**STATED PROBLEM**
The data must be written out once more, precisely as given.

Dataset items:
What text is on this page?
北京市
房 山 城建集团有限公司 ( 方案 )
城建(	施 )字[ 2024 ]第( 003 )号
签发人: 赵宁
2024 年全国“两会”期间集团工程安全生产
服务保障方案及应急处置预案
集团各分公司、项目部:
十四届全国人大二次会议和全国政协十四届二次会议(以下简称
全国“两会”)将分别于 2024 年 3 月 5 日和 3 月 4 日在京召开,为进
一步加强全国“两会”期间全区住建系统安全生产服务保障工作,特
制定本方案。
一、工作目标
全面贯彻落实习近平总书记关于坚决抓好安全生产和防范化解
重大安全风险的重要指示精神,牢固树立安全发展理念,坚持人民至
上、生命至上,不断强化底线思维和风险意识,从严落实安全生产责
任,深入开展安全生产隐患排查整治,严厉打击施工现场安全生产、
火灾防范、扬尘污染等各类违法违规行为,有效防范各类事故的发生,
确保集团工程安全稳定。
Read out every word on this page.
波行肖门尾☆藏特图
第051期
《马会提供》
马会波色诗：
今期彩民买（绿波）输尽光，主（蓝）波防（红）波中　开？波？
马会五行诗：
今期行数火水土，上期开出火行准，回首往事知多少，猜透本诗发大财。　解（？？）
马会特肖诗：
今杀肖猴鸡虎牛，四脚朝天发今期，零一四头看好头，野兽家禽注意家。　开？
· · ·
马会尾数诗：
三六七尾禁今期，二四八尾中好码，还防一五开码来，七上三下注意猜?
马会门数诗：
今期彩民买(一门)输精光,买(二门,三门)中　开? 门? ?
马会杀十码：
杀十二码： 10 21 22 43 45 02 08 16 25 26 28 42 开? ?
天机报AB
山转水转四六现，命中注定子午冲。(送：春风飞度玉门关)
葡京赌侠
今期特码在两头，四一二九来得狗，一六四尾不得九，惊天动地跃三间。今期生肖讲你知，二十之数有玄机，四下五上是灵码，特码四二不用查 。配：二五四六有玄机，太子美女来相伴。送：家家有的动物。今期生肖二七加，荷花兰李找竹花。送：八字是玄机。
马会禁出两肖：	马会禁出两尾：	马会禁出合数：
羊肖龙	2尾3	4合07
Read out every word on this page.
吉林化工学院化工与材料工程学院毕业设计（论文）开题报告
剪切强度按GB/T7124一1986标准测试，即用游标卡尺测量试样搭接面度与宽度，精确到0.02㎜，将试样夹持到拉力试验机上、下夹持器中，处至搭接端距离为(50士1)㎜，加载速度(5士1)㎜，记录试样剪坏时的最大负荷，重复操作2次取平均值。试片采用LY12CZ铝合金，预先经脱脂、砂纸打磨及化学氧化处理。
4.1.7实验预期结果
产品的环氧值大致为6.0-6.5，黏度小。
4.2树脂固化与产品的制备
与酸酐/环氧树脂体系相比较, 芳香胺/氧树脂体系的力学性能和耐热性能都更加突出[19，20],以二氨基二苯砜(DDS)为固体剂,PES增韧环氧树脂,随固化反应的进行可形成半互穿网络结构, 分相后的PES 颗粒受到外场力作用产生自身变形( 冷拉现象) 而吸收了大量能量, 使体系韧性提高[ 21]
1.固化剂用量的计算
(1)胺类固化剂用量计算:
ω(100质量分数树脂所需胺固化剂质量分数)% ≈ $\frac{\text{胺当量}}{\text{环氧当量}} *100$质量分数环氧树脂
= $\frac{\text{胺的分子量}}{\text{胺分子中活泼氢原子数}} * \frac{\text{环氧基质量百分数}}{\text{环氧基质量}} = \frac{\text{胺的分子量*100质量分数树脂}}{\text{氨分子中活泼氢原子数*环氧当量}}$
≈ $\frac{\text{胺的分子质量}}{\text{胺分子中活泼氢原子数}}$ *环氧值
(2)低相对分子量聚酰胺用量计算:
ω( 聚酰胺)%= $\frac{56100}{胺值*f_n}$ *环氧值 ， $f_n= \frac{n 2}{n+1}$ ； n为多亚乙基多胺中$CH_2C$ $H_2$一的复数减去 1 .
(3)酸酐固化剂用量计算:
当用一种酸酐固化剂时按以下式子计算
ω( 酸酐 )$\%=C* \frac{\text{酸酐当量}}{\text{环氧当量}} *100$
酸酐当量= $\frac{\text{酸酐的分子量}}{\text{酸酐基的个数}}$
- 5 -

**FINISHED ANSWER**
What text is on this page?
北京市
房 山 城建集团有限公司 ( 方案 )
城建(	施 )字[ 2024 ]第( 003 )号
签发人: 赵宁
2024 年全国“两会”期间集团工程安全生产
服务保障方案及应急处置预案
集团各分公司、项目部:
十四届全国人大二次会议和全国政协十四届二次会议(以下简称
全国“两会”)将分别于 2024 年 3 月 5 日和 3 月 4 日在京召开,为进
一步加强全国“两会”期间全区住建系统安全生产服务保障工作,特
制定本方案。
一、工作目标
全面贯彻落实习近平总书记关于坚决抓好安全生产和防范化解
重大安全风险的重要指示精神,牢固树立安全发展理念,坚持人民至
上、生命至上,不断强化底线思维和风险意识,从严落实安全生产责
任,深入开展安全生产隐患排查整治,严厉打击施工现场安全生产、
火灾防范、扬尘污染等各类违法违规行为,有效防范各类事故的发生,
确保集团工程安全稳定。
Read out every word on this page.
波行肖门尾☆藏特图
第051期
《马会提供》
马会波色诗：
今期彩民买（绿波）输尽光，主（蓝）波防（红）波中　开？波？
马会五行诗：
今期行数火水土，上期开出火行准，回首往事知多少，猜透本诗发大财。　解（？？）
马会特肖诗：
今杀肖猴鸡虎牛，四脚朝天发今期，零一四头看好头，野兽家禽注意家。　开？
· · ·
马会尾数诗：
三六七尾禁今期，二四八尾中好码，还防一五开码来，七上三下注意猜?
马会门数诗：
今期彩民买(一门)输精光,买(二门,三门)中　开? 门? ?
马会杀十码：
杀十二码： 10 21 22 43 45 02 08 16 25 26 28 42 开? ?
天机报AB
山转水转四六现，命中注定子午冲。(送：春风飞度玉门关)
葡京赌侠
今期特码在两头，四一二九来得狗，一六四尾不得九，惊天动地跃三间。今期生肖讲你知，二十之数有玄机，四下五上是灵码，特码四二不用查 。配：二五四六有玄机，太子美女来相伴。送：家家有的动物。今期生肖二七加，荷花兰李找竹花。送：八字是玄机。
马会禁出两肖：	马会禁出两尾：	马会禁出合数：
羊肖龙	2尾3	4合07
Read out every word on this page.
吉林化工学院化工与材料工程学院毕业设计（论文）开题报告
剪切强度按GB/T7124一1986标准测试，即用游标卡尺测量试样搭接面度与宽度，精确到0.02㎜，将试样夹持到拉力试验机上、下夹持器中，处至搭接端距离为(50士1)㎜，加载速度(5士1)㎜，记录试样剪坏时的最大负荷，重复操作2次取平均值。试片采用LY12CZ铝合金，预先经脱脂、砂纸打磨及化学氧化处理。
4.1.7实验预期结果
产品的环氧值大致为6.0-6.5，黏度小。
4.2树脂固化与产品的制备
与酸酐/环氧树脂体系相比较, 芳香胺/氧树脂体系的力学性能和耐热性能都更加突出[19，20],以二氨基二苯砜(DDS)为固体剂,PES增韧环氧树脂,随固化反应的进行可形成半互穿网络结构, 分相后的PES 颗粒受到外场力作用产生自身变形( 冷拉现象) 而吸收了大量能量, 使体系韧性提高[ 21]
1.固化剂用量的计算
(1)胺类固化剂用量计算:
ω(100质量分数树脂所需胺固化剂质量分数)% ≈ $\frac{\text{胺当量}}{\text{环氧当量}} *100$质量分数环氧树脂
= $\frac{\text{胺的分子量}}{\text{胺分子中活泼氢原子数}} * \frac{\text{环氧基质量百分数}}{\text{环氧基质量}} = \frac{\text{胺的分子量*100质量分数树脂}}{\text{氨分子中活泼氢原子数*环氧当量}}$
≈ $\frac{\text{胺的分子质量}}{\text{胺分子中活泼氢原子数}}$ *环氧值
(2)低相对分子量聚酰胺用量计算:
ω( 聚酰胺)%= $\frac{56100}{胺值*f_n}$ *环氧值 ， $f_n= \frac{n 2}{n+1}$ ； n为多亚乙基多胺中$CH_2C$ $H_2$一的复数减去 1 .
(3)酸酐固化剂用量计算:
当用一种酸酐固化剂时按以下式子计算
ω( 酸酐 )$\%=C* \frac{\text{酸酐当量}}{\text{环氧当量}} *100$
酸酐当量= $\frac{\text{酸酐的分子量}}{\text{酸酐基的个数}}$
- 5 -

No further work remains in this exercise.